There are several chemical compounds that modulate GR activity. 2,3,7,8-Tetrachlorodibenzo-p-dioxin (TCDD), a wide-spread environmental contaminant that produces adverse biologic effects, such as carcinogenesis, reproductive toxicity, immune dysfunction, hepatotoxicity and teratogenesis, suppresses GRα transactivation possibly by reducing the ligand-binding affinity of GRα [143-145].

Geldanamycin, a benzoquinone ansamycin, which specifically binds hsp90 and disrupts its function, suppresses GRα-induced transactivation by inhibiting the translocation of GRα into the nucleus [146,147].

GRα is also regulated by the cellular redox state. Thioredoxin, a compound accumulated during oxidative stress, enhances GRα transactivation, most likely due to functional replenishment of GRα [148].

Ursodeoxycholic acid (UDCA), one of the hydrophilic bile acids, which acts as a bile secretagog, cytoprotective agent and immunomodulator, and is used for the treatment of various liver diseases, including primary biliary cirrhosis, induces translocation of GRα into the nucleus and causes GRα-mediated inhibition of NF-κB transactivation [149]. Cortivazol, a pyrazolosteroid, also induces nuclear translocation of GRα, thereby stimulating GRα-induced transcription [150].

TASK BRIEF: List every compound that the passage on GR activity names as affecting GRα.

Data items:
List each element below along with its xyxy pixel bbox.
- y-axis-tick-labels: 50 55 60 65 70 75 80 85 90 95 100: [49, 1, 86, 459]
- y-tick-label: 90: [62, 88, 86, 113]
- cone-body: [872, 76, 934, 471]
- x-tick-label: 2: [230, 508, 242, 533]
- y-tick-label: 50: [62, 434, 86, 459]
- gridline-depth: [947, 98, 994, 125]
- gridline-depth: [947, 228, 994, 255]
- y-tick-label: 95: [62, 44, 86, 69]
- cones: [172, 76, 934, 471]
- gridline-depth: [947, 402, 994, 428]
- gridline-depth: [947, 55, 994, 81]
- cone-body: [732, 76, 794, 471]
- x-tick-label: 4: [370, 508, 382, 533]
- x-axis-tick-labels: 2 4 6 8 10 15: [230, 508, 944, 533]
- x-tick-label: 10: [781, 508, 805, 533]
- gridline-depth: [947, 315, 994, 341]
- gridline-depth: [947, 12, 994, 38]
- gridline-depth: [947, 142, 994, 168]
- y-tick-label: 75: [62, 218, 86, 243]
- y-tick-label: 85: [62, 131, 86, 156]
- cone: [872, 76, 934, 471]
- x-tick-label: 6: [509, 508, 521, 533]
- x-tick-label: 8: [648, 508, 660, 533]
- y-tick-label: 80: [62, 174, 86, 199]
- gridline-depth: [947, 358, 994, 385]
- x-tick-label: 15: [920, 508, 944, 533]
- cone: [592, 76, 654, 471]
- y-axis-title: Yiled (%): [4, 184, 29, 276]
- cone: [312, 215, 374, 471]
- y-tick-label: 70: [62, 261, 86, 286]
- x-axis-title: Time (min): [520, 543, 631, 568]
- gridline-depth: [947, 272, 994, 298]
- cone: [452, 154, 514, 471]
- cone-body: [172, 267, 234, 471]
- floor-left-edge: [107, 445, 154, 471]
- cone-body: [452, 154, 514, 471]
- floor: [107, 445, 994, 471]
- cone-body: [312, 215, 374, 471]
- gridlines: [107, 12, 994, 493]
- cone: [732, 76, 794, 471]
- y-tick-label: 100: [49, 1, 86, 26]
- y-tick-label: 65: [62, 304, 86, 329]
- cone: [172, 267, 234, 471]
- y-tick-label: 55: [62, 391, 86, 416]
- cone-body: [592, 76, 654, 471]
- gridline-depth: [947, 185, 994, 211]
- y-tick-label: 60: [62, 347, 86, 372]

FINISHED TASK:
- 2,3,7,8-Tetrachlorodibenzo-p-dioxin (TCDD)
- Geldanamycin
- Thioredoxin
- Ursodeoxycholic acid (UDCA)
- Cortivazol